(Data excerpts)
--- Start ---

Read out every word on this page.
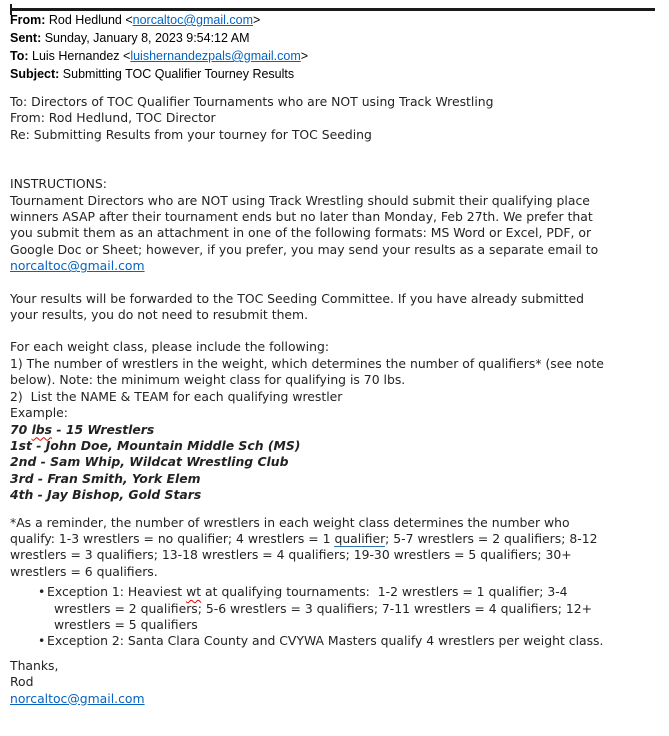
From: Rod Hedlund <norcaltoc@gmail.com>
Sent: Sunday, January 8, 2023 9:54:12 AM
To: Luis Hernandez <luishernandezpals@gmail.com>
Subject: Submitting TOC Qualifier Tourney Results
To: Directors of TOC Qualifier Tournaments who are NOT using Track Wrestling
From: Rod Hedlund, TOC Director
Re: Submitting Results from your tourney for TOC Seeding
INSTRUCTIONS:
Tournament Directors who are NOT using Track Wrestling should submit their qualifying place
winners ASAP after their tournament ends but no later than Monday, Feb 27th. We prefer that
you submit them as an attachment in one of the following formats: MS Word or Excel, PDF, or
Google Doc or Sheet; however, if you prefer, you may send your results as a separate email to
norcaltoc@gmail.com
Your results will be forwarded to the TOC Seeding Committee. If you have already submitted
your results, you do not need to resubmit them.
For each weight class, please include the following:
1) The number of wrestlers in the weight, which determines the number of qualifiers* (see note
below). Note: the minimum weight class for qualifying is 70 lbs.
2)  List the NAME & TEAM for each qualifying wrestler
Example:
70 lbs - 15 Wrestlers
1st - John Doe, Mountain Middle Sch (MS)
2nd - Sam Whip, Wildcat Wrestling Club
3rd - Fran Smith, York Elem
4th - Jay Bishop, Gold Stars
*As a reminder, the number of wrestlers in each weight class determines the number who
qualify: 1-3 wrestlers = no qualifier; 4 wrestlers = 1 qualifier; 5-7 wrestlers = 2 qualifiers; 8-12
wrestlers = 3 qualifiers; 13-18 wrestlers = 4 qualifiers; 19-30 wrestlers = 5 qualifiers; 30+
wrestlers = 6 qualifiers.
• Exception 1: Heaviest wt at qualifying tournaments:  1-2 wrestlers = 1 qualifier; 3-4
wrestlers = 2 qualifiers; 5-6 wrestlers = 3 qualifiers; 7-11 wrestlers = 4 qualifiers; 12+
wrestlers = 5 qualifiers
• Exception 2: Santa Clara County and CVYWA Masters qualify 4 wrestlers per weight class.
Thanks,
Rod
norcaltoc@gmail.com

--- End ---

_Task details_. In the records above, collect each line with "Directors".

_Result of the exercise_.
To: Directors of TOC Qualifier Tournaments who are NOT using Track Wrestling
Tournament Directors who are NOT using Track Wrestling should submit their qualifying place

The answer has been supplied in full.